§ **Exercise**:
Gather up every line from the entries below that uses the word "tested".
** begin Supplied data **
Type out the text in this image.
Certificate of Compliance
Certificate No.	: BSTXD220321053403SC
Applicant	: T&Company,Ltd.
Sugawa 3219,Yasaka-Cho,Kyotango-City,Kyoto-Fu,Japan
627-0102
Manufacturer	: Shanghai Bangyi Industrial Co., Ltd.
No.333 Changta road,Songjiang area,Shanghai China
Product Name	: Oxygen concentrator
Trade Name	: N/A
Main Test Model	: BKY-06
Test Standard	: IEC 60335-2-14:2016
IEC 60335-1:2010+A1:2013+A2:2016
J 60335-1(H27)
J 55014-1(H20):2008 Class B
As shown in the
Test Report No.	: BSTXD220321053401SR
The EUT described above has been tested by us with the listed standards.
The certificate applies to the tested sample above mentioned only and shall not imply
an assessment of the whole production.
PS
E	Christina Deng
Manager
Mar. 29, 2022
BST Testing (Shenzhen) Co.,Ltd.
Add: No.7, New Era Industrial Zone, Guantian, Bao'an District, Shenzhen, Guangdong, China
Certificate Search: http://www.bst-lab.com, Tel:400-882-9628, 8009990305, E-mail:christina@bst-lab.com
** end Supplied data **
** begin Supplied data **
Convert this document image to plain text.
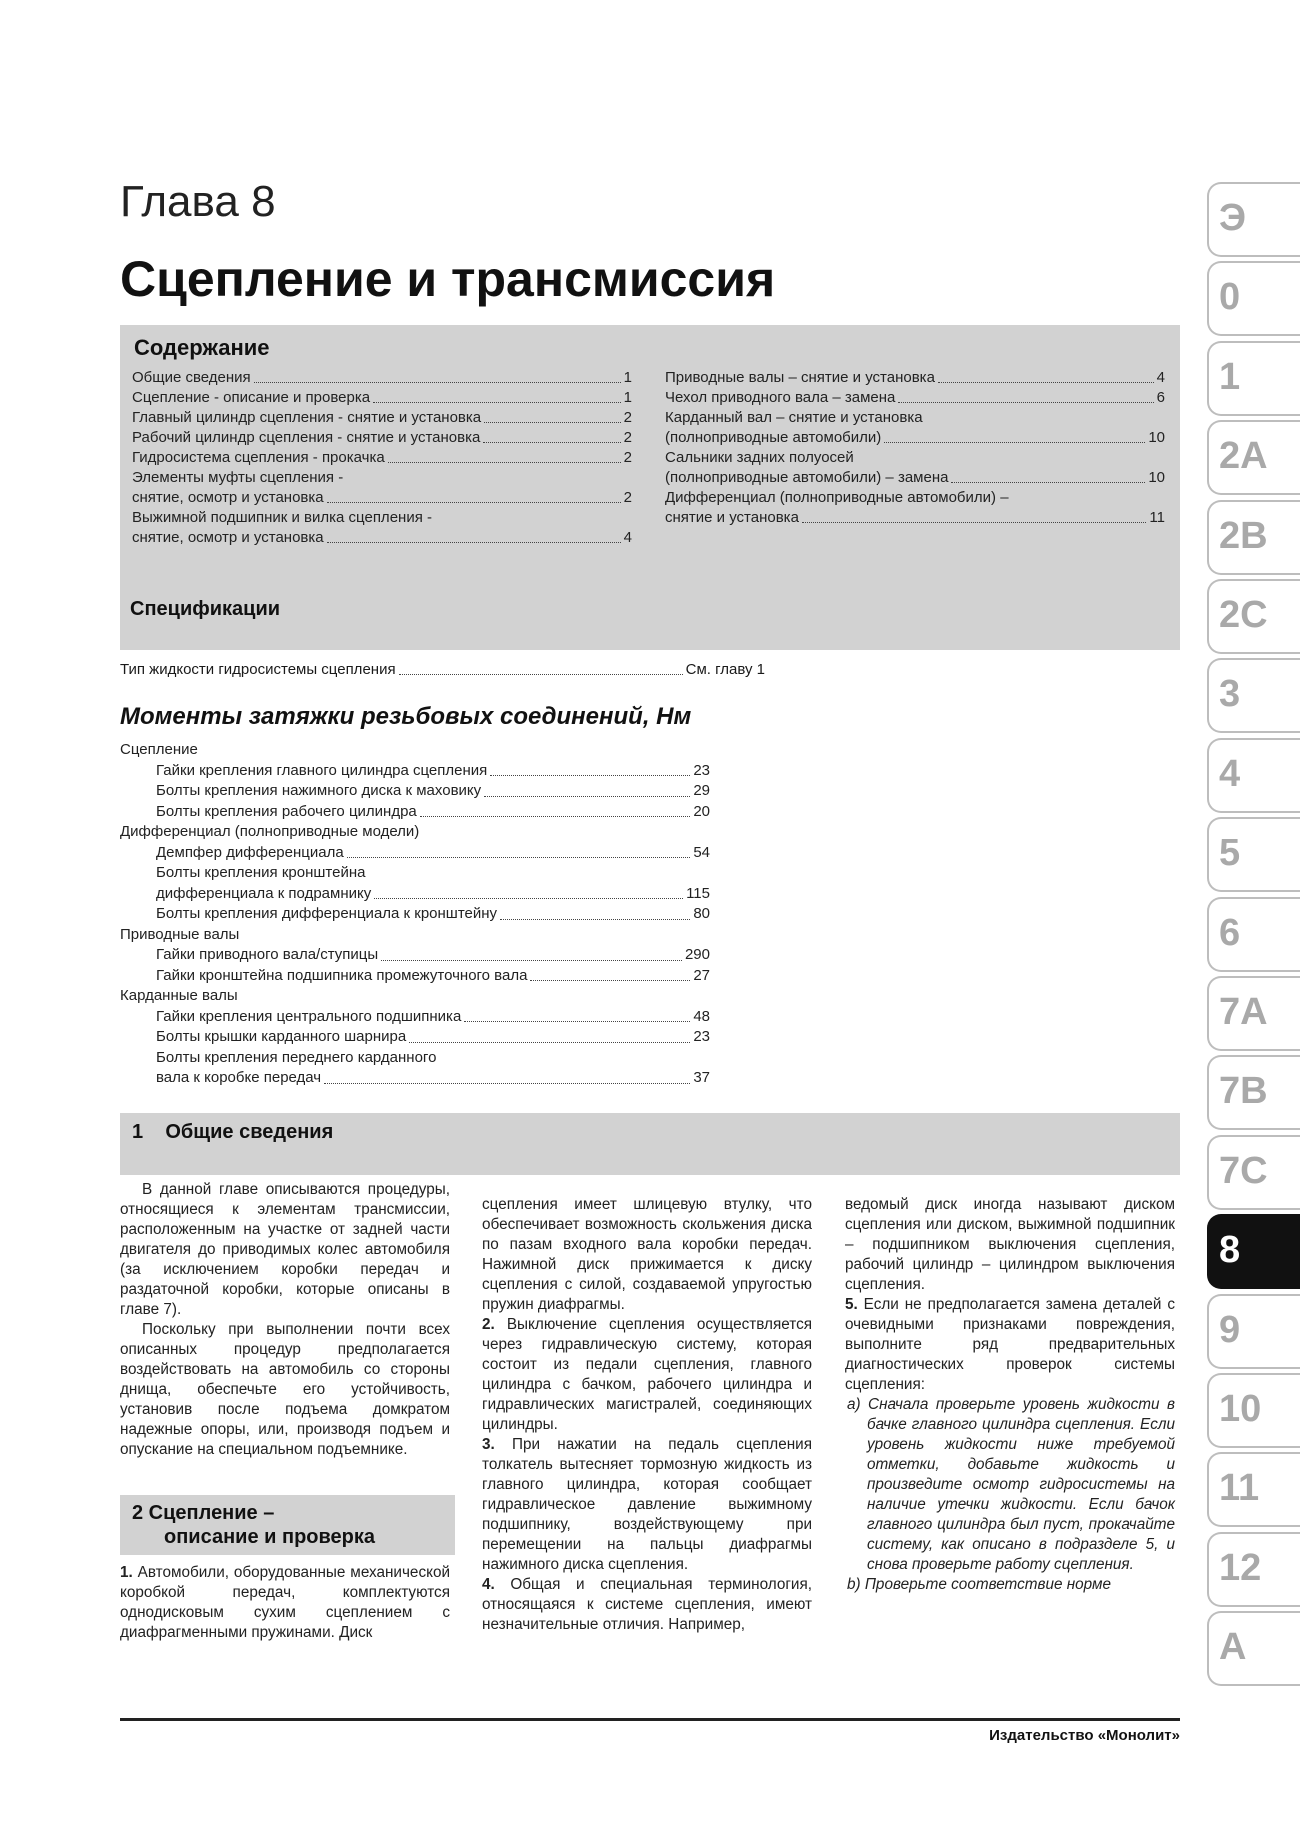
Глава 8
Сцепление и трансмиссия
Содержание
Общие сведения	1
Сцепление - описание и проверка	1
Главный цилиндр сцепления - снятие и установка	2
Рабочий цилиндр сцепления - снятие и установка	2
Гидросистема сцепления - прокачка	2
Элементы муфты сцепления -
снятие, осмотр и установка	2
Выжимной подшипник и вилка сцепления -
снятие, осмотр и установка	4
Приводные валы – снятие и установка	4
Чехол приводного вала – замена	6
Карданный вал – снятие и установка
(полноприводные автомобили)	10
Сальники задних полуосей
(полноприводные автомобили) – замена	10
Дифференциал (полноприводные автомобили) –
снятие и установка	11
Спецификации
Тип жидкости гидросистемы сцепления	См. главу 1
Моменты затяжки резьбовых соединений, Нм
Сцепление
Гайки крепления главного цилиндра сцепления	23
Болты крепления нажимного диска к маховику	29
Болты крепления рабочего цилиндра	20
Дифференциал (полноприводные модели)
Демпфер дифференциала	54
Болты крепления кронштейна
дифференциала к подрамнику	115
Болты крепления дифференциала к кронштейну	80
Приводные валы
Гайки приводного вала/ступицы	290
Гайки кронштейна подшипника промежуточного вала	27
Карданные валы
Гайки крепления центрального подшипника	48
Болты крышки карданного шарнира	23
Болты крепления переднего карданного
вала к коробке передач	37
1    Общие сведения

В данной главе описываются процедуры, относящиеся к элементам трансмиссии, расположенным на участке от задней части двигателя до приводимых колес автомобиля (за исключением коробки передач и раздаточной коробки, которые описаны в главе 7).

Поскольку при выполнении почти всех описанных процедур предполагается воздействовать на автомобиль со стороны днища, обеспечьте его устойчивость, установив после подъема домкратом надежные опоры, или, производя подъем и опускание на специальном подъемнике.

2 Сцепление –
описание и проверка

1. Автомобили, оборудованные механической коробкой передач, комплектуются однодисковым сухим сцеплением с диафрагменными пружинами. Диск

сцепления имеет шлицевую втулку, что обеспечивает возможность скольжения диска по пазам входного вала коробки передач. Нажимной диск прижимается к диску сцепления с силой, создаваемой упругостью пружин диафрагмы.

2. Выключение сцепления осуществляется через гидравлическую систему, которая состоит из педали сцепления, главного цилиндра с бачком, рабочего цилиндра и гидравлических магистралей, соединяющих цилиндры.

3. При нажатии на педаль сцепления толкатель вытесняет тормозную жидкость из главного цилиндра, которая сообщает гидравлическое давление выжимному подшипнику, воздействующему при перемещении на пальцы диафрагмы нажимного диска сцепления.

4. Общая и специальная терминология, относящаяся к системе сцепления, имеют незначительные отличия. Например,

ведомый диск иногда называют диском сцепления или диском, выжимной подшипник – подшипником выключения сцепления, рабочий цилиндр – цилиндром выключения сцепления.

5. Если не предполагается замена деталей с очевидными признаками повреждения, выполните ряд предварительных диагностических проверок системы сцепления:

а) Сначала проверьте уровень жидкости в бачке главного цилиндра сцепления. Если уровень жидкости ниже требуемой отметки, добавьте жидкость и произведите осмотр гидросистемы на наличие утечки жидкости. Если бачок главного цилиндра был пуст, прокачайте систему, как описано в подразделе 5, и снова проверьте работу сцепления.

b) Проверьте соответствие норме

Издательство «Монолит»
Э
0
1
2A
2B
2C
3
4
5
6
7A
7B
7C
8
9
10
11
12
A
** end Supplied data **
** begin Supplied data **
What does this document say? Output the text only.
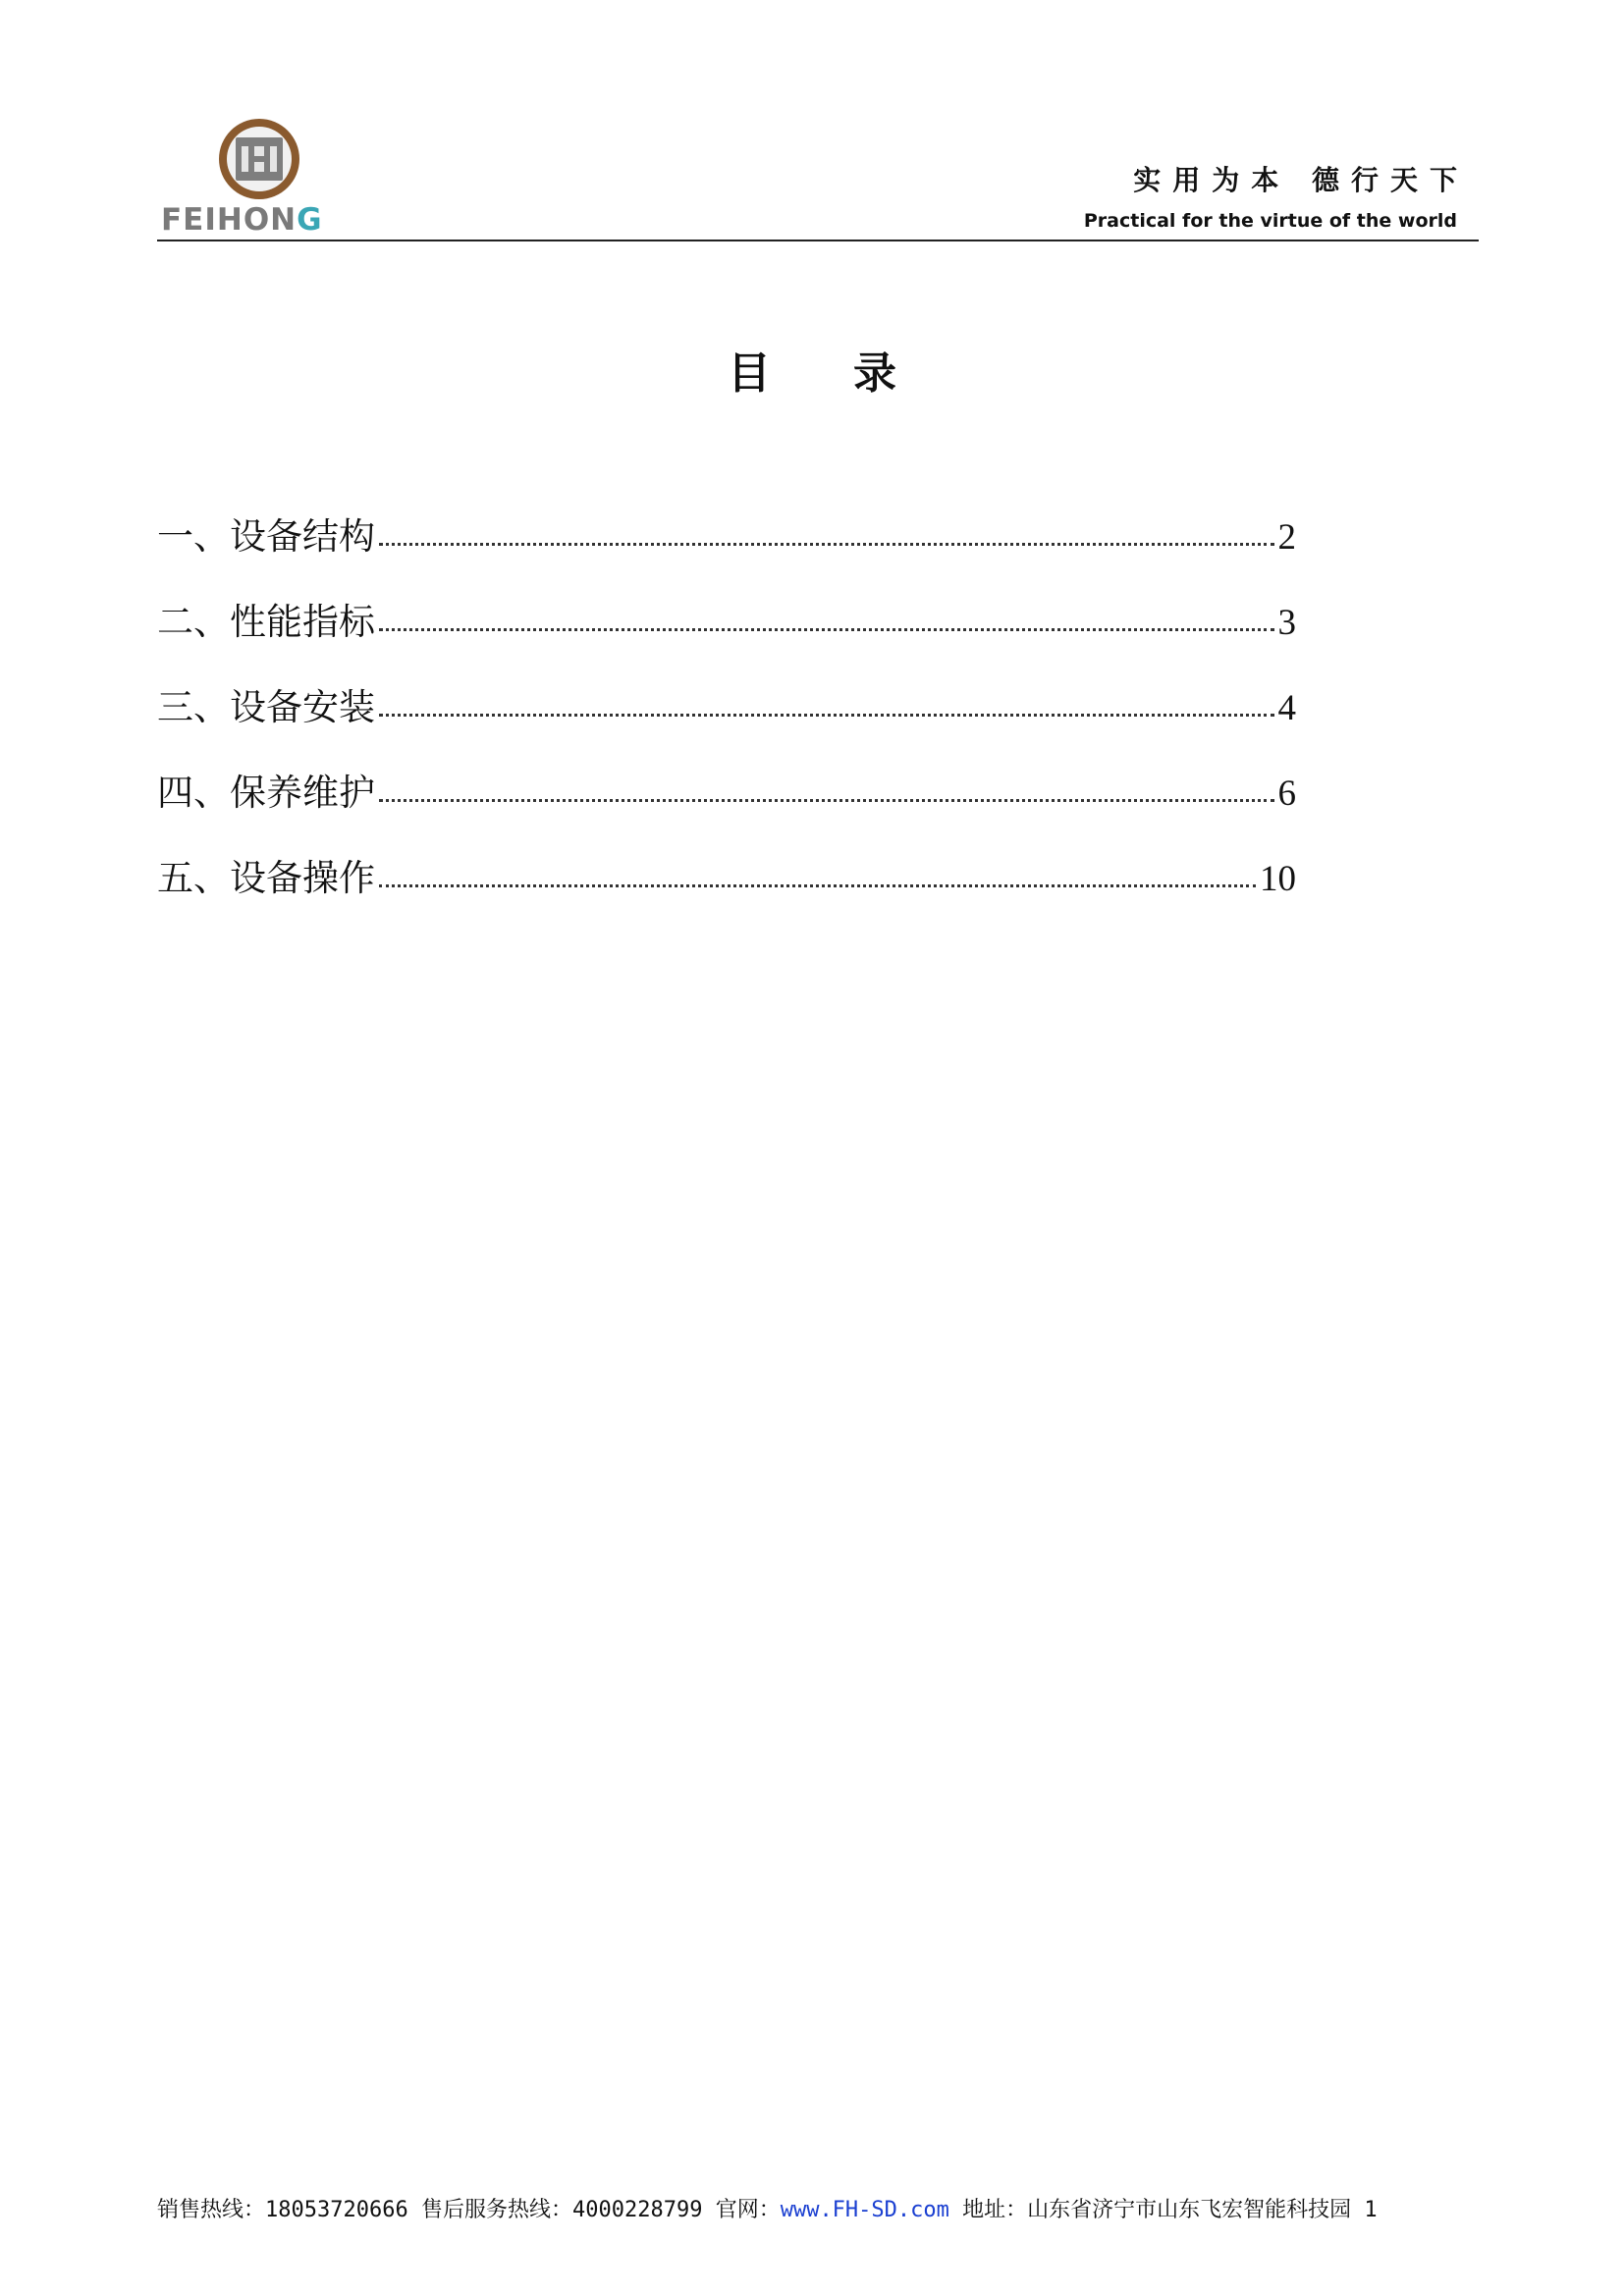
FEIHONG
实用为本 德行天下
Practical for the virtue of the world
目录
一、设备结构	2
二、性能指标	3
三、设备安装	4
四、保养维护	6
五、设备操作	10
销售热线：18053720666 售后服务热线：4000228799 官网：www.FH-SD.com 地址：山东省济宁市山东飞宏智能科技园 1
** end Supplied data **
§ **Response**:
The EUT described above has been tested by us with the listed standards.
The certificate applies to the tested sample above mentioned only and shall not imply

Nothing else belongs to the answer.